Without the pictures, return all of the material exactly as written.

* * * * * * *

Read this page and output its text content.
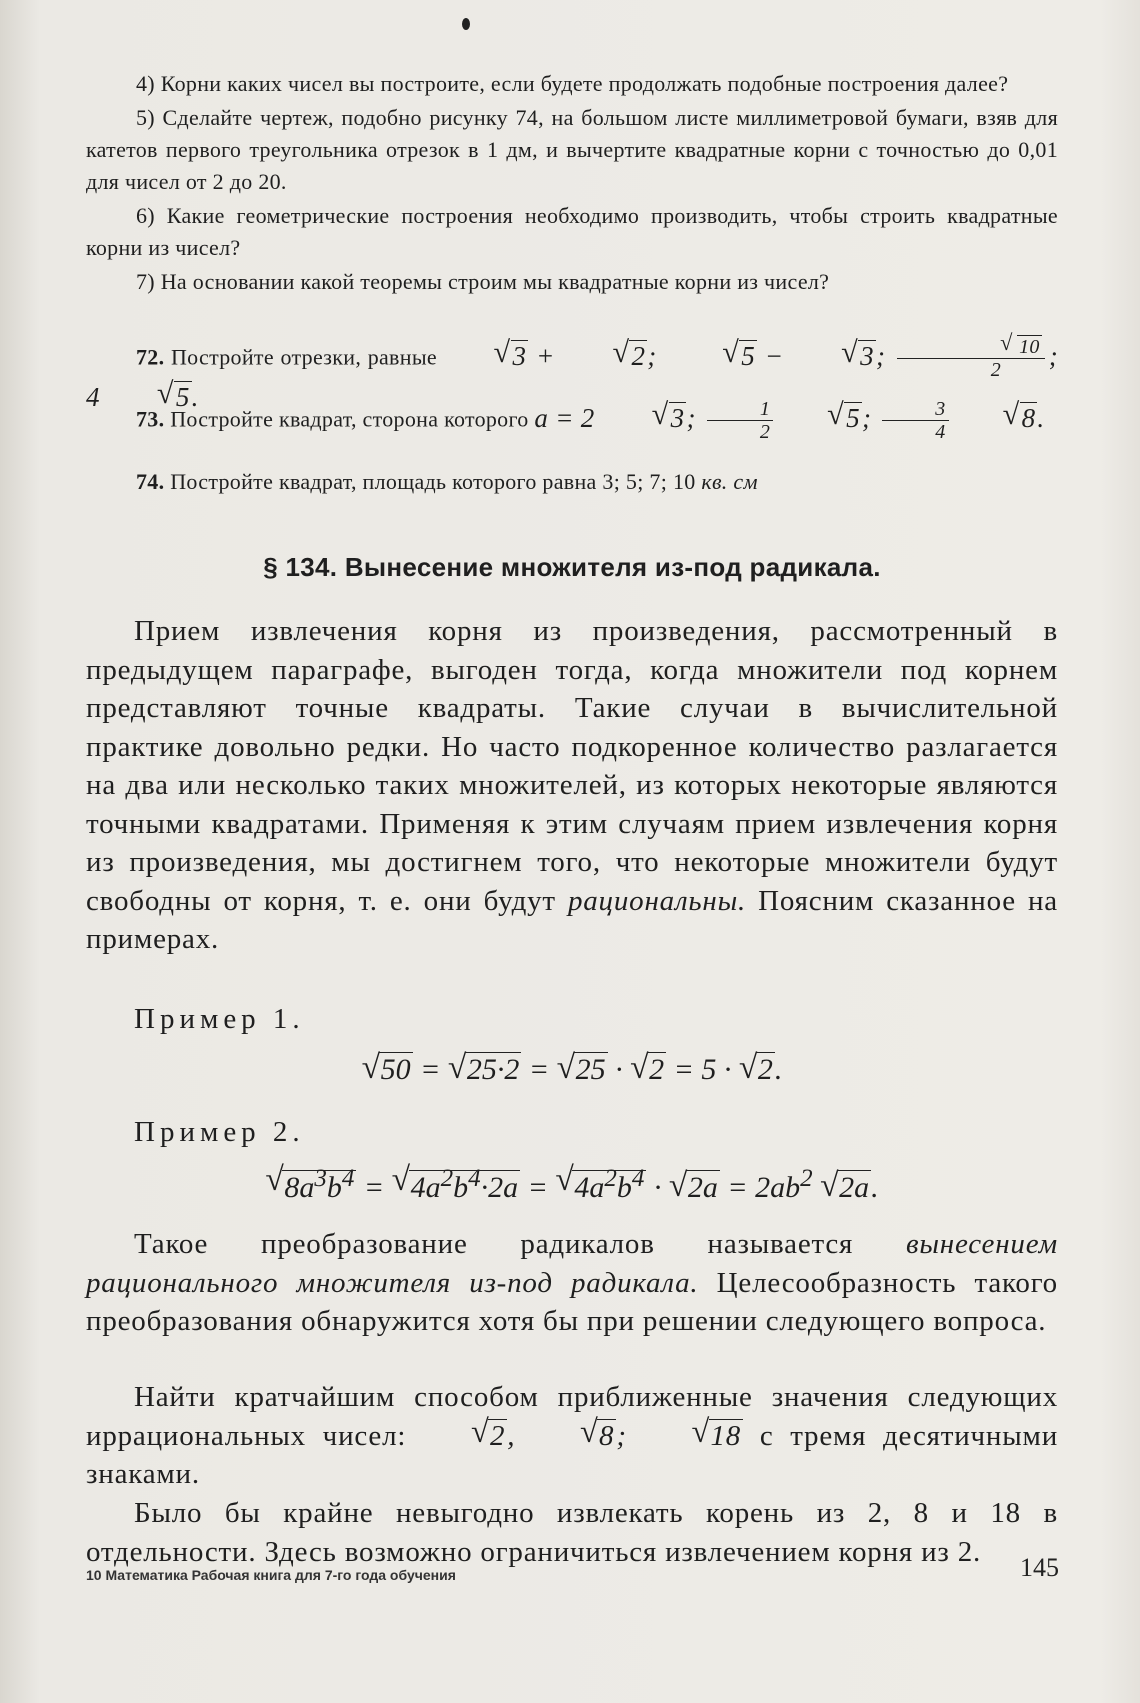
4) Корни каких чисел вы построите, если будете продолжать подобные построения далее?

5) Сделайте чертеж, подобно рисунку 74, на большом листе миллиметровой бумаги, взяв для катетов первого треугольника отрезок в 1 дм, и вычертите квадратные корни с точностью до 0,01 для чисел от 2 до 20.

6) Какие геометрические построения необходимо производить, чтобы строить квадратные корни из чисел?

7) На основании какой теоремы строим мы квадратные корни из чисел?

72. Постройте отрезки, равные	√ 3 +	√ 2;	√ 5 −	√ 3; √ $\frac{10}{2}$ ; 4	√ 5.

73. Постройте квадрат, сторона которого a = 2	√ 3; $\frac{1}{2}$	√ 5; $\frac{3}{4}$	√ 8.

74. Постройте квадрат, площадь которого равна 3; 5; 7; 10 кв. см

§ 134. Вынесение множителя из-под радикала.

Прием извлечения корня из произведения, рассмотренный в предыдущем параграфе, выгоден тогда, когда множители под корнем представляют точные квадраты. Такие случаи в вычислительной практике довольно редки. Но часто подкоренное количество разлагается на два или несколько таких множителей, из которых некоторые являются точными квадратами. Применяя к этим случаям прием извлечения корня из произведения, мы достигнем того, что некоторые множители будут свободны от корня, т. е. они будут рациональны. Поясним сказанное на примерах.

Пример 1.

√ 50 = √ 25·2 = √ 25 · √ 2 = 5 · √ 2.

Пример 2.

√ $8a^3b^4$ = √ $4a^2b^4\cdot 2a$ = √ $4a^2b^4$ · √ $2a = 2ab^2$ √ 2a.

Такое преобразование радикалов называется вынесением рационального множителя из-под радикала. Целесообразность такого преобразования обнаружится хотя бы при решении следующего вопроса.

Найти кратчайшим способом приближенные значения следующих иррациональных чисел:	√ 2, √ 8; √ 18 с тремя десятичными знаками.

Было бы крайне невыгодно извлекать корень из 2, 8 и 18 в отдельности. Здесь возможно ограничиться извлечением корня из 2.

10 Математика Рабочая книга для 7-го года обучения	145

* * * * * * *

Complete output.
Read this page and output its text content.
4) Корни каких чисел вы построите, если будете продолжать подобные построения далее?

5) Сделайте чертеж, подобно рисунку 74, на большом листе миллиметровой бумаги, взяв для катетов первого треугольника отрезок в 1 дм, и вычертите квадратные корни с точностью до 0,01 для чисел от 2 до 20.

6) Какие геометрические построения необходимо производить, чтобы строить квадратные корни из чисел?

7) На основании какой теоремы строим мы квадратные корни из чисел?

72. Постройте отрезки, равные	√ 3 +	√ 2;	√ 5 −	√ 3; √ $\frac{10}{2}$ ; 4	√ 5.

73. Постройте квадрат, сторона которого a = 2	√ 3; $\frac{1}{2}$	√ 5; $\frac{3}{4}$	√ 8.

74. Постройте квадрат, площадь которого равна 3; 5; 7; 10 кв. см

§ 134. Вынесение множителя из-под радикала.

Прием извлечения корня из произведения, рассмотренный в предыдущем параграфе, выгоден тогда, когда множители под корнем представляют точные квадраты. Такие случаи в вычислительной практике довольно редки. Но часто подкоренное количество разлагается на два или несколько таких множителей, из которых некоторые являются точными квадратами. Применяя к этим случаям прием извлечения корня из произведения, мы достигнем того, что некоторые множители будут свободны от корня, т. е. они будут рациональны. Поясним сказанное на примерах.

Пример 1.

√ 50 = √ 25·2 = √ 25 · √ 2 = 5 · √ 2.

Пример 2.

√ $8a^3b^4$ = √ $4a^2b^4\cdot 2a$ = √ $4a^2b^4$ · √ $2a = 2ab^2$ √ 2a.

Такое преобразование радикалов называется вынесением рационального множителя из-под радикала. Целесообразность такого преобразования обнаружится хотя бы при решении следующего вопроса.

Найти кратчайшим способом приближенные значения следующих иррациональных чисел:	√ 2, √ 8; √ 18 с тремя десятичными знаками.

Было бы крайне невыгодно извлекать корень из 2, 8 и 18 в отдельности. Здесь возможно ограничиться извлечением корня из 2.

10 Математика Рабочая книга для 7-го года обучения	145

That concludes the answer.